• What this task involves: Copy each line of the material below that includes the string "text".

(Stored entries)
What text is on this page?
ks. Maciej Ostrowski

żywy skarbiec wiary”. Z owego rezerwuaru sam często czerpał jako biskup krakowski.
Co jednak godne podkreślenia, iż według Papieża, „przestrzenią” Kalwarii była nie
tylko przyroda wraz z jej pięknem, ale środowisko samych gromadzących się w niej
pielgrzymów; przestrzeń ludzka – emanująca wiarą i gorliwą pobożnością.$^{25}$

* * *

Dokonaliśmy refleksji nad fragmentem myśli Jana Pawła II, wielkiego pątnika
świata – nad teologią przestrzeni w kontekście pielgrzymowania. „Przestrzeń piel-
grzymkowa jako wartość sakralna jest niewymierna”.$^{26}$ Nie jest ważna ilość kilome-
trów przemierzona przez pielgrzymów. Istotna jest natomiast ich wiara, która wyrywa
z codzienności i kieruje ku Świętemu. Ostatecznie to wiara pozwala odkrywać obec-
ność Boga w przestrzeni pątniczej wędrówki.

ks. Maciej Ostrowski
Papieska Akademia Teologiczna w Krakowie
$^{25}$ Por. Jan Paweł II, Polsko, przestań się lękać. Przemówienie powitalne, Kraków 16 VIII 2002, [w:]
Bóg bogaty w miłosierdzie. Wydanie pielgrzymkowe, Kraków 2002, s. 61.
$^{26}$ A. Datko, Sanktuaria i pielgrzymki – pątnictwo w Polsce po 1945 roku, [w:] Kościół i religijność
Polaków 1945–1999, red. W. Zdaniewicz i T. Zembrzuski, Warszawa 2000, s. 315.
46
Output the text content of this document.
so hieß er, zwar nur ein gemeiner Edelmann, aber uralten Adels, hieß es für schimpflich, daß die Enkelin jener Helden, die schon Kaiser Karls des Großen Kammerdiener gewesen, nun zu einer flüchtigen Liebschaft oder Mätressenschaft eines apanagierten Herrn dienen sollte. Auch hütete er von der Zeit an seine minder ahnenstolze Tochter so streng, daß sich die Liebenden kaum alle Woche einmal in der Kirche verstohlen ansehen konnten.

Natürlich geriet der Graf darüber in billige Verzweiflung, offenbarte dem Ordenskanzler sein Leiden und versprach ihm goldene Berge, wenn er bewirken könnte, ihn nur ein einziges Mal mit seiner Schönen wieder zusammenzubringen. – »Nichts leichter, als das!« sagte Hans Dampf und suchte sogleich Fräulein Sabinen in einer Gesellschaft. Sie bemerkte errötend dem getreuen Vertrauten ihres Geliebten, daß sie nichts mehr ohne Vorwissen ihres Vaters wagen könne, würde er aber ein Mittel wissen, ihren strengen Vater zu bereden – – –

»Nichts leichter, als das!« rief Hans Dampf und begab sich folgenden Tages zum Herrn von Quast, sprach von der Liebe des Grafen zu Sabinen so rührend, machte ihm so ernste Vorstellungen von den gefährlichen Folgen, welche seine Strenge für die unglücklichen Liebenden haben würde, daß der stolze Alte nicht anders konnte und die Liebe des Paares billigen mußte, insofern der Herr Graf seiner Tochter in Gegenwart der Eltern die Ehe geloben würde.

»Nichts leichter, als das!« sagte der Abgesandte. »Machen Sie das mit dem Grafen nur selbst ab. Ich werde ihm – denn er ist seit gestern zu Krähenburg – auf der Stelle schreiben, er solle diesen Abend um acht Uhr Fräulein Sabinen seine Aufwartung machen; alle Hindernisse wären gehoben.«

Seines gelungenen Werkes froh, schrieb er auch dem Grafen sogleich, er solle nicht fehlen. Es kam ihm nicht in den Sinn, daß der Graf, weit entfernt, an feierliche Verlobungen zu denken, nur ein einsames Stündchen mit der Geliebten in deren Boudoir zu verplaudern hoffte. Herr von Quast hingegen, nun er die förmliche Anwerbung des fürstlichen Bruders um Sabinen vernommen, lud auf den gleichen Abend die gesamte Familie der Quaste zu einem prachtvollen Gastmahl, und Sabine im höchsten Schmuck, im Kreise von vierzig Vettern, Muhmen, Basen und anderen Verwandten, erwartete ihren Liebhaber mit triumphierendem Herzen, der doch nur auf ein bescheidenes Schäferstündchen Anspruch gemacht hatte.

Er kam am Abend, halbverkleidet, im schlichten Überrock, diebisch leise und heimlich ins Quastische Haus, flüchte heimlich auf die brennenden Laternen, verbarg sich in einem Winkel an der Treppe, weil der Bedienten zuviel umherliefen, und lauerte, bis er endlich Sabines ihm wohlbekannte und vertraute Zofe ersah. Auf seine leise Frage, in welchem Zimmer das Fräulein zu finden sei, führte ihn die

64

• Output below:
What text is on this page?
Output the text content of this document.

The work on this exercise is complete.